Using the listing below, select the lines with the word "deep" and copy them.

Data records
** START **

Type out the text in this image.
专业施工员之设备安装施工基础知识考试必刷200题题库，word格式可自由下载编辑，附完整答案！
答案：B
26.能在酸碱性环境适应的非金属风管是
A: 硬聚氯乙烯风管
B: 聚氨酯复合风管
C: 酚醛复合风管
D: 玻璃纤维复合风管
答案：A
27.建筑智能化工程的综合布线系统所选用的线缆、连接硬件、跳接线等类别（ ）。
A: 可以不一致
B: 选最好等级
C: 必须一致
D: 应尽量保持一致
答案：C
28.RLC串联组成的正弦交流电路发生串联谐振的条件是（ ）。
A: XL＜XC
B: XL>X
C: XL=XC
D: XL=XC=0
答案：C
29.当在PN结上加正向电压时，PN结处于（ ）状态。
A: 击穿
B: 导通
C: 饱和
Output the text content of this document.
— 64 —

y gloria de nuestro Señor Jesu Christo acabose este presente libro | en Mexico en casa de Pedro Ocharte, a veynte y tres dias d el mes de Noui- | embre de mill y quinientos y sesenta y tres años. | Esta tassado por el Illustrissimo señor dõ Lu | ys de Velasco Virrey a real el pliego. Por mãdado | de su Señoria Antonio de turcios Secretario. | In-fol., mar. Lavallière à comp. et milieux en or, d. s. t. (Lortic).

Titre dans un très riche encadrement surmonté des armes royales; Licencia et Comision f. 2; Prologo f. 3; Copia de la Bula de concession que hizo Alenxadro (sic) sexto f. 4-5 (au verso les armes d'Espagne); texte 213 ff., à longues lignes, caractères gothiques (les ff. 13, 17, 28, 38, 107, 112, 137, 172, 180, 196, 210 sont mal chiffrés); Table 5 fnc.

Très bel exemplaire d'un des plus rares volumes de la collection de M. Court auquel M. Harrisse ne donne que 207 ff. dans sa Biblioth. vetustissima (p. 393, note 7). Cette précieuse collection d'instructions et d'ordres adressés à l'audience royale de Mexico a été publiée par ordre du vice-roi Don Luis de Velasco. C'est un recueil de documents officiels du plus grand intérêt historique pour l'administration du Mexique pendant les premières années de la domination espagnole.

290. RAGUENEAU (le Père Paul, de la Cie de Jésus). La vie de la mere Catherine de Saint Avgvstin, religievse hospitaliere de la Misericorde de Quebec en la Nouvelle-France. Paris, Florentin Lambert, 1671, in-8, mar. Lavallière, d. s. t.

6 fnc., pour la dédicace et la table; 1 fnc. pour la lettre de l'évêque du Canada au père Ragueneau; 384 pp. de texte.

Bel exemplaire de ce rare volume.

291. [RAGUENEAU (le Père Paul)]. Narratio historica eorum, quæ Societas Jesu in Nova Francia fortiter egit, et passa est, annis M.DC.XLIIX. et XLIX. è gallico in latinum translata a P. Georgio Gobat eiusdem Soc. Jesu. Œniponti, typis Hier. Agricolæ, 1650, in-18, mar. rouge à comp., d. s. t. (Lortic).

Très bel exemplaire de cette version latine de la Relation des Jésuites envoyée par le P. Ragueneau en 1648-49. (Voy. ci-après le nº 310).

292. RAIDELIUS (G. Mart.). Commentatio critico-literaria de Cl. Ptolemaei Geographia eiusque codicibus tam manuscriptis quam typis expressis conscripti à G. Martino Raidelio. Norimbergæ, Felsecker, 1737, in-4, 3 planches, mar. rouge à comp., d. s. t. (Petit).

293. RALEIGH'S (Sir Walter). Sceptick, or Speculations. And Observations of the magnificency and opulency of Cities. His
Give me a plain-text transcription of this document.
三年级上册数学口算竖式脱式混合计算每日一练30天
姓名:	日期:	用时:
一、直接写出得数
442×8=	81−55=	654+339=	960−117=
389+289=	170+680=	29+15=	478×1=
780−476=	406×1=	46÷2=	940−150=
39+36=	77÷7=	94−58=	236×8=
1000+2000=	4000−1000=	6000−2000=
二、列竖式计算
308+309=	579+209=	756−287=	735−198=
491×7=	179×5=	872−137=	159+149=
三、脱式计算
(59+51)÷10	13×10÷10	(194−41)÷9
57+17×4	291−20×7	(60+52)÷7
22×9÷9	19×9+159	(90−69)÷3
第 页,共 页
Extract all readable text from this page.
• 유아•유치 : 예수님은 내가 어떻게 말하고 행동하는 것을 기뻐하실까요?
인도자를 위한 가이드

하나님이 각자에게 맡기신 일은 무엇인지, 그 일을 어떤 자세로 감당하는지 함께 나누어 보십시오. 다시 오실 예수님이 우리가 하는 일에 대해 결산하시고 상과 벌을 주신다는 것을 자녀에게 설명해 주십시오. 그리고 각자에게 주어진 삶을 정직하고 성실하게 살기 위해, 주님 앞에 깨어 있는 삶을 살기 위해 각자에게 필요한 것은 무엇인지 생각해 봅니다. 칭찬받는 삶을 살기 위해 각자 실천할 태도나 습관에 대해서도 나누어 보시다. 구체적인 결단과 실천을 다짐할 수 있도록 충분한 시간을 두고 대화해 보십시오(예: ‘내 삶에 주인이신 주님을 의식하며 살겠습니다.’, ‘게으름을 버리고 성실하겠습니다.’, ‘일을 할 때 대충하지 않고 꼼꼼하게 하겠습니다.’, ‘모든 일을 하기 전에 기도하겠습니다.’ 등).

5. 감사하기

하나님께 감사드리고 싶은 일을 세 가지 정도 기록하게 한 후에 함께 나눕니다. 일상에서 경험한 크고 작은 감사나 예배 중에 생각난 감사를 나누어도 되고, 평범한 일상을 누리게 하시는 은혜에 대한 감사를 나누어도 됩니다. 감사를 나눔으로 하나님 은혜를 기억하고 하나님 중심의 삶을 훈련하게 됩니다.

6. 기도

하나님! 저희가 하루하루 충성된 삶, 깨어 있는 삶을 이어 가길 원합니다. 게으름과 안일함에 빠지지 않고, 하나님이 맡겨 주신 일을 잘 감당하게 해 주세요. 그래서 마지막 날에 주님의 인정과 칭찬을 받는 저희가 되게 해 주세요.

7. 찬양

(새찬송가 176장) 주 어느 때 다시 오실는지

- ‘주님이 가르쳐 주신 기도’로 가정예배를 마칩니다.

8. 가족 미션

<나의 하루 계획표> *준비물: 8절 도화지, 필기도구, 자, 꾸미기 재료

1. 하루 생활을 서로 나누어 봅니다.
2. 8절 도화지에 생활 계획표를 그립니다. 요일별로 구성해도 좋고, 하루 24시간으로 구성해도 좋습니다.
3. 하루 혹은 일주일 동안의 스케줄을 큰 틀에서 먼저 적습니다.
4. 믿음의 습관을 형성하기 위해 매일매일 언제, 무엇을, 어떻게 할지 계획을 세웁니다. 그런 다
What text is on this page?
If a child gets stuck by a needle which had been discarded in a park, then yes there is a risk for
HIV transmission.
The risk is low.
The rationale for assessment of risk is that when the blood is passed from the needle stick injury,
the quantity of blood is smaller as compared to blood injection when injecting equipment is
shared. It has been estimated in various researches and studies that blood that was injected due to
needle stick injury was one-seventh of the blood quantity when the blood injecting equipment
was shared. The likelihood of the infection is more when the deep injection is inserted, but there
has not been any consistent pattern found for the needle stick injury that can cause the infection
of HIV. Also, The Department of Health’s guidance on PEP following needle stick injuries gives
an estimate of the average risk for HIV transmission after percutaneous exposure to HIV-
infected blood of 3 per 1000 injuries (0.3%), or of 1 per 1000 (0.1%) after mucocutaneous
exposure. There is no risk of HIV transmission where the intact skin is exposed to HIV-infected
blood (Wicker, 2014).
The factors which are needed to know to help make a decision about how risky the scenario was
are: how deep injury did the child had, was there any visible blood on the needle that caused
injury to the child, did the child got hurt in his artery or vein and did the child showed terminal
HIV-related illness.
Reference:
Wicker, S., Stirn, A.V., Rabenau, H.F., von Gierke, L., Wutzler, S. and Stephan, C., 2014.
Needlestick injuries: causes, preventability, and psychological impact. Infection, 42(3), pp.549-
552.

** END **

(Result for this exercise)
was shared. The likelihood of the infection is more when the deep injection is inserted, but there
are: how deep injury did the child had, was there any visible blood on the needle that caused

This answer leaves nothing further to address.